### Exercise set
• A. Rewrite the paragraph of the commit page that begins "* refactor reduce kernel" as a short bulleted list, keeping its main facts.
• B. According to the commit page, what is the new name of the struct that was called Reduce?
• C. Quote the part of the commit page that begins at the words "template <typename Problem_, typename" and stops after "constexpr index_t CalculateInputVectorSize()".

### Reading passage
++++++++++++++++++++
[ck_tile] refactor reduce kernel (#3257)

* refactor reduce kernel - Rename Reduce kernel as per convention - Move kept_dim and reduce_dims from runtime to compile-time parameters - Update Reduce2dProblem template to include KeptDim, ReduceDims, and Rank - Remove IsSupportedArgument validation function as it's unnecessary. Not using the GuaranteedLastDimensionVectorStride while making tensor view or descriptor which removes the bounds enforced earlier. We still calculate and use vector size. - Update reduce example to demonstrate NCHW->NHW reduction with non-contiguous support - Update tests Kernel now handles both contiguous and non-contiguous memory layout. * fix compile errors
2026-04-20 14:59:17 +00:00 · 2025-12-17 21:46:08 +02:00
parent 92653168c2
commit ea10a78203
5 changed files with 89 additions and 130 deletions
--- a/include/ck_tile/ops/reduce/kernel/reduce2d_kernel.hpp
+++ b/include/ck_tile/ops/reduce/kernel/reduce2d_kernel.hpp
@@ -16,7 +16,7 @@
 namespace ck_tile {

 template <typename Problem_, typename Policy_ = Reduce2dDefaultPolicy>
-struct Reduce
+struct ReduceKernel
 {
    using Problem = ck_tile::remove_cvref_t<Problem_>;
    using Policy  = ck_tile::remove_cvref_t<Policy_>;
@@ -33,7 +33,7 @@ struct Reduce

    private:
    // Helper function to calculate optimal vector size for input tensor
-    template <typename InputShape, typename ReduceDims>
+    template <typename ReduceDims, index_t Rank, index_t NumReduceDim>
    static constexpr index_t CalculateInputVectorSize()
++++++++++++++++++++
### Information provided
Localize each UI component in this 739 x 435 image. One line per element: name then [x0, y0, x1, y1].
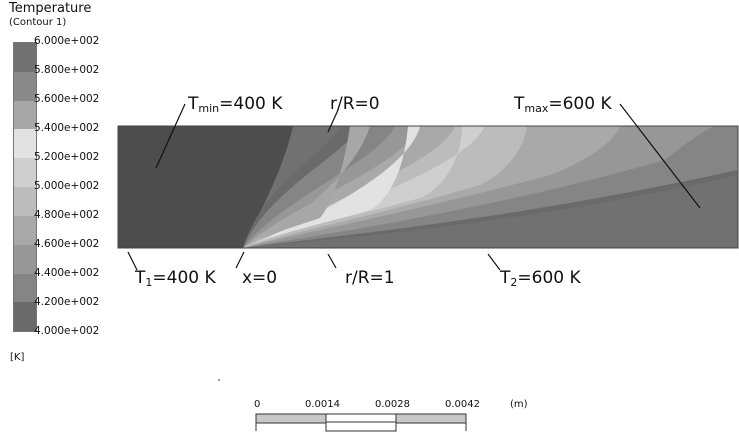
++++++++++++++++++++
### The solutions
• A.
- Reduce kernel renamed to follow convention
- kept_dim and reduce_dims moved from runtime to compile-time parameters
- Reduce2dProblem template updated to include KeptDim, ReduceDims, and Rank
- IsSupportedArgument validation removed as unnecessary; GuaranteedLastDimensionVectorStride no longer used when making the tensor view or descriptor, which removes the earlier bounds; vector size is still calculated and used
- Reduce example updated to show NCHW->NHW reduction with non-contiguous support
- Tests updated
- Kernel now handles both contiguous and non-contiguous memory layouts
- Compile errors fixed

• B. ReduceKernel

• C.
template <typename Problem_, typename Policy_ = Reduce2dDefaultPolicy>
-struct Reduce
+struct ReduceKernel
 {
    using Problem = ck_tile::remove_cvref_t<Problem_>;
    using Policy  = ck_tile::remove_cvref_t<Policy_>;
@@ -33,7 +33,7 @@ struct Reduce

    private:
    // Helper function to calculate optimal vector size for input tensor
-    template <typename InputShape, typename ReduceDims>
+    template <typename ReduceDims, index_t Rank, index_t NumReduceDim>
    static constexpr index_t CalculateInputVectorSize()